* _WHAT THE TASK ASKS_:
Omit every picture while repeating the entries exactly.

>> begin DATASET EXTRACT

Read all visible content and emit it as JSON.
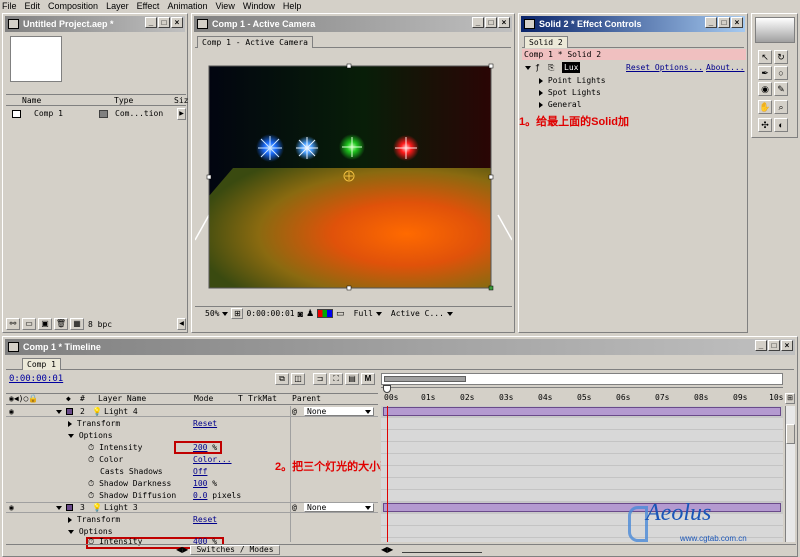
{
  "menu": [
    "File",
    "Edit",
    "Composition",
    "Layer",
    "Effect",
    "Animation",
    "View",
    "Window",
    "Help"
  ],
  "project": {
    "title": "Untitled Project.aep *",
    "columns": [
      "Name",
      "Type",
      "Siz"
    ],
    "item": {
      "name": "Comp 1",
      "type": "Com...tion"
    },
    "bpc": "8 bpc"
  },
  "comp": {
    "title": "Comp 1 - Active Camera",
    "tab": "Comp 1 - Active Camera",
    "zoom": "50%",
    "timecode": "0:00:00:01",
    "resolution": "Full",
    "camera": "Active C..."
  },
  "effects": {
    "title": "Solid 2 * Effect Controls",
    "tab": "Solid 2",
    "path": "Comp 1 * Solid 2",
    "effect": "Lux",
    "reset": "Reset Options...",
    "about": "About...",
    "groups": [
      "Point Lights",
      "Spot Lights",
      "General"
    ],
    "annotation": "1。给最上面的Solid加"
  },
  "timeline": {
    "title": "Comp 1 * Timeline",
    "tab": "Comp 1",
    "timecode": "0:00:00:01",
    "headers": {
      "num": "#",
      "layer": "Layer Name",
      "mode": "Mode",
      "t": "T",
      "trkmat": "TrkMat",
      "parent": "Parent"
    },
    "ruler": [
      "00s",
      "01s",
      "02s",
      "03s",
      "04s",
      "05s",
      "06s",
      "07s",
      "08s",
      "09s",
      "10s"
    ],
    "layers": [
      {
        "num": "2",
        "name": "Light 4",
        "parent": "None"
      },
      {
        "num": "3",
        "name": "Light 3",
        "parent": "None"
      }
    ],
    "props": {
      "transform": "Transform",
      "options": "Options",
      "intensity": "Intensity",
      "color": "Color",
      "casts": "Casts Shadows",
      "darkness": "Shadow Darkness",
      "diffusion": "Shadow Diffusion",
      "reset": "Reset"
    },
    "values1": {
      "intensity": "200",
      "intensity_unit": "%",
      "color": "Color...",
      "casts": "Off",
      "darkness": "100",
      "darkness_unit": "%",
      "diffusion": "0.0",
      "diffusion_unit": "pixels"
    },
    "values2": {
      "intensity": "400",
      "intensity_unit": "%"
    },
    "switches": "Switches / Modes",
    "annotation": "2。把三个灯光的大小改成不同。"
  },
  "watermark": {
    "brand": "Aeolus",
    "site": "www.cgtab.com.cn"
  }
}
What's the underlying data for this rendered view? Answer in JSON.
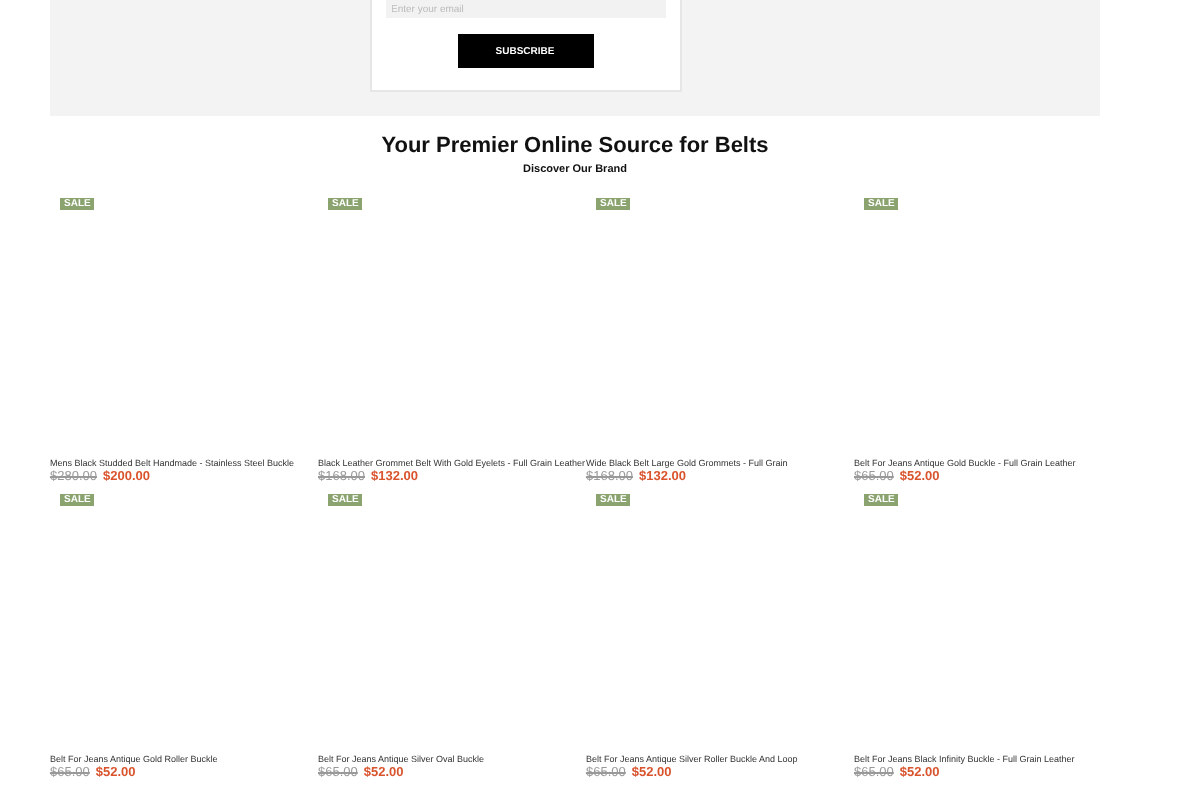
{
  "newsletter": {
    "email_placeholder": "Enter your email",
    "button": "SUBSCRIBE"
  },
  "heading": "Your Premier Online Source for Belts",
  "subheading": "Discover Our Brand",
  "products": [
    {
      "badge": "SALE",
      "title": "Mens Black Studded Belt Handmade - Stainless Steel Buckle",
      "old_price": "$280.00",
      "price": "$200.00"
    },
    {
      "badge": "SALE",
      "title": "Black Leather Grommet Belt With Gold Eyelets - Full Grain Leather",
      "old_price": "$168.00",
      "price": "$132.00"
    },
    {
      "badge": "SALE",
      "title": "Wide Black Belt Large Gold Grommets - Full Grain",
      "old_price": "$168.00",
      "price": "$132.00"
    },
    {
      "badge": "SALE",
      "title": "Belt For Jeans Antique Gold Buckle - Full Grain Leather",
      "old_price": "$65.00",
      "price": "$52.00"
    },
    {
      "badge": "SALE",
      "title": "Belt For Jeans Antique Gold Roller Buckle",
      "old_price": "$65.00",
      "price": "$52.00"
    },
    {
      "badge": "SALE",
      "title": "Belt For Jeans Antique Silver Oval Buckle",
      "old_price": "$65.00",
      "price": "$52.00"
    },
    {
      "badge": "SALE",
      "title": "Belt For Jeans Antique Silver Roller Buckle And Loop",
      "old_price": "$65.00",
      "price": "$52.00"
    },
    {
      "badge": "SALE",
      "title": "Belt For Jeans Black Infinity Buckle - Full Grain Leather",
      "old_price": "$65.00",
      "price": "$52.00"
    }
  ]
}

>> end DATASET EXTRACT

* _REPLY_:
Read all visible content and emit it as JSON.
{
  "menu": [
    "File",
    "Edit",
    "Composition",
    "Layer",
    "Effect",
    "Animation",
    "View",
    "Window",
    "Help"
  ],
  "project": {
    "title": "Untitled Project.aep *",
    "columns": [
      "Name",
      "Type",
      "Siz"
    ],
    "item": {
      "name": "Comp 1",
      "type": "Com...tion"
    },
    "bpc": "8 bpc"
  },
  "comp": {
    "title": "Comp 1 - Active Camera",
    "tab": "Comp 1 - Active Camera",
    "zoom": "50%",
    "timecode": "0:00:00:01",
    "resolution": "Full",
    "camera": "Active C..."
  },
  "effects": {
    "title": "Solid 2 * Effect Controls",
    "tab": "Solid 2",
    "path": "Comp 1 * Solid 2",
    "effect": "Lux",
    "reset": "Reset Options...",
    "about": "About...",
    "groups": [
      "Point Lights",
      "Spot Lights",
      "General"
    ],
    "annotation": "1。给最上面的Solid加"
  },
  "timeline": {
    "title": "Comp 1 * Timeline",
    "tab": "Comp 1",
    "timecode": "0:00:00:01",
    "headers": {
      "num": "#",
      "layer": "Layer Name",
      "mode": "Mode",
      "t": "T",
      "trkmat": "TrkMat",
      "parent": "Parent"
    },
    "ruler": [
      "00s",
      "01s",
      "02s",
      "03s",
      "04s",
      "05s",
      "06s",
      "07s",
      "08s",
      "09s",
      "10s"
    ],
    "layers": [
      {
        "num": "2",
        "name": "Light 4",
        "parent": "None"
      },
      {
        "num": "3",
        "name": "Light 3",
        "parent": "None"
      }
    ],
    "props": {
      "transform": "Transform",
      "options": "Options",
      "intensity": "Intensity",
      "color": "Color",
      "casts": "Casts Shadows",
      "darkness": "Shadow Darkness",
      "diffusion": "Shadow Diffusion",
      "reset": "Reset"
    },
    "values1": {
      "intensity": "200",
      "intensity_unit": "%",
      "color": "Color...",
      "casts": "Off",
      "darkness": "100",
      "darkness_unit": "%",
      "diffusion": "0.0",
      "diffusion_unit": "pixels"
    },
    "values2": {
      "intensity": "400",
      "intensity_unit": "%"
    },
    "switches": "Switches / Modes",
    "annotation": "2。把三个灯光的大小改成不同。"
  },
  "watermark": {
    "brand": "Aeolus",
    "site": "www.cgtab.com.cn"
  }
}
What's the underlying data for this rendered view? Answer in JSON.
{
  "newsletter": {
    "email_placeholder": "Enter your email",
    "button": "SUBSCRIBE"
  },
  "heading": "Your Premier Online Source for Belts",
  "subheading": "Discover Our Brand",
  "products": [
    {
      "badge": "SALE",
      "title": "Mens Black Studded Belt Handmade - Stainless Steel Buckle",
      "old_price": "$280.00",
      "price": "$200.00"
    },
    {
      "badge": "SALE",
      "title": "Black Leather Grommet Belt With Gold Eyelets - Full Grain Leather",
      "old_price": "$168.00",
      "price": "$132.00"
    },
    {
      "badge": "SALE",
      "title": "Wide Black Belt Large Gold Grommets - Full Grain",
      "old_price": "$168.00",
      "price": "$132.00"
    },
    {
      "badge": "SALE",
      "title": "Belt For Jeans Antique Gold Buckle - Full Grain Leather",
      "old_price": "$65.00",
      "price": "$52.00"
    },
    {
      "badge": "SALE",
      "title": "Belt For Jeans Antique Gold Roller Buckle",
      "old_price": "$65.00",
      "price": "$52.00"
    },
    {
      "badge": "SALE",
      "title": "Belt For Jeans Antique Silver Oval Buckle",
      "old_price": "$65.00",
      "price": "$52.00"
    },
    {
      "badge": "SALE",
      "title": "Belt For Jeans Antique Silver Roller Buckle And Loop",
      "old_price": "$65.00",
      "price": "$52.00"
    },
    {
      "badge": "SALE",
      "title": "Belt For Jeans Black Infinity Buckle - Full Grain Leather",
      "old_price": "$65.00",
      "price": "$52.00"
    }
  ]
}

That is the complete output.